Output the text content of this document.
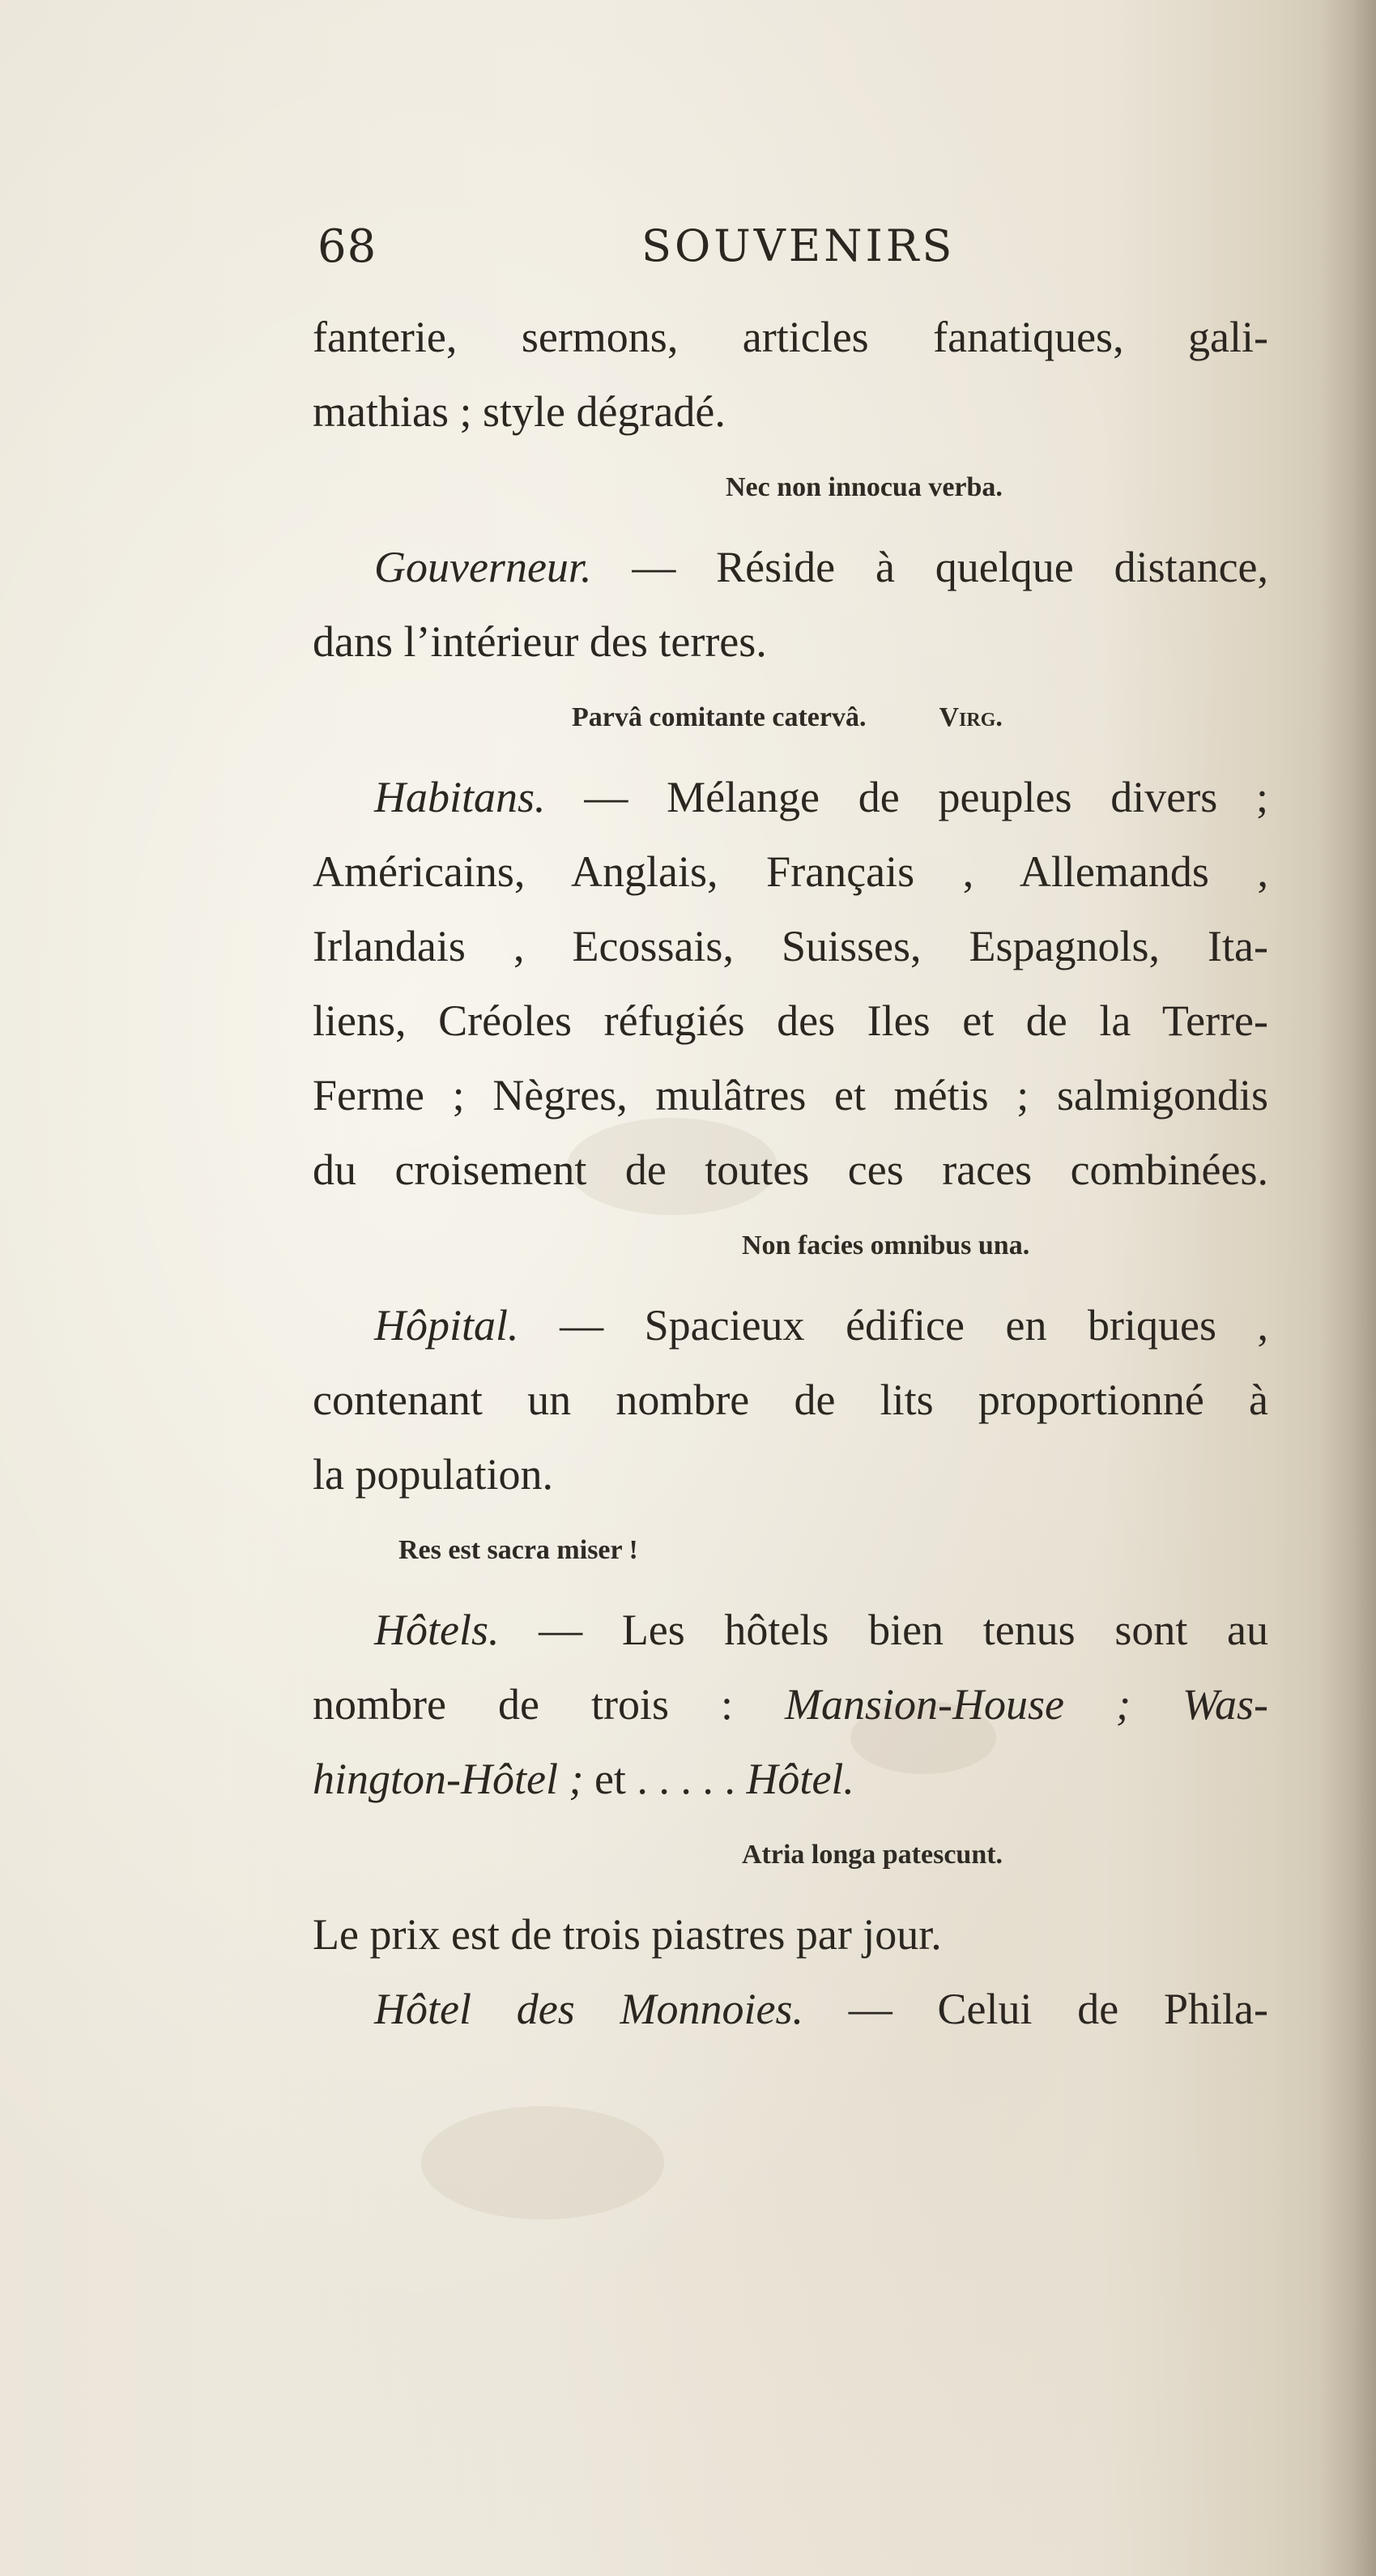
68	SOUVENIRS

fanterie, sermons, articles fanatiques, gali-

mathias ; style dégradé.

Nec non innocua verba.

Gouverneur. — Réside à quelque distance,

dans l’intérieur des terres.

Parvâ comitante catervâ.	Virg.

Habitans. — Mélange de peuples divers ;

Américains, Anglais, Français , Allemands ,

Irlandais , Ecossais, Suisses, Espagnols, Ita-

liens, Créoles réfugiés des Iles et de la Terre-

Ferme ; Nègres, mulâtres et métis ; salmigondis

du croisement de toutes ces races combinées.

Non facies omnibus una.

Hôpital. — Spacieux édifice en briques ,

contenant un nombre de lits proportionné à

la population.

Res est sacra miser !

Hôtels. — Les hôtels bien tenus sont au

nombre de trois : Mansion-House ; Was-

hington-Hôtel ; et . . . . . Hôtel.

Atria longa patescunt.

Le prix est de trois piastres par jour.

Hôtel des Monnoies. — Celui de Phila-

——————————

## Written instruction
Each line that holds the word "nombre" should be extracted from the records.

## Solution to this exercise
contenant un nombre de lits proportionné à
nombre de trois : Mansion-House ; Was-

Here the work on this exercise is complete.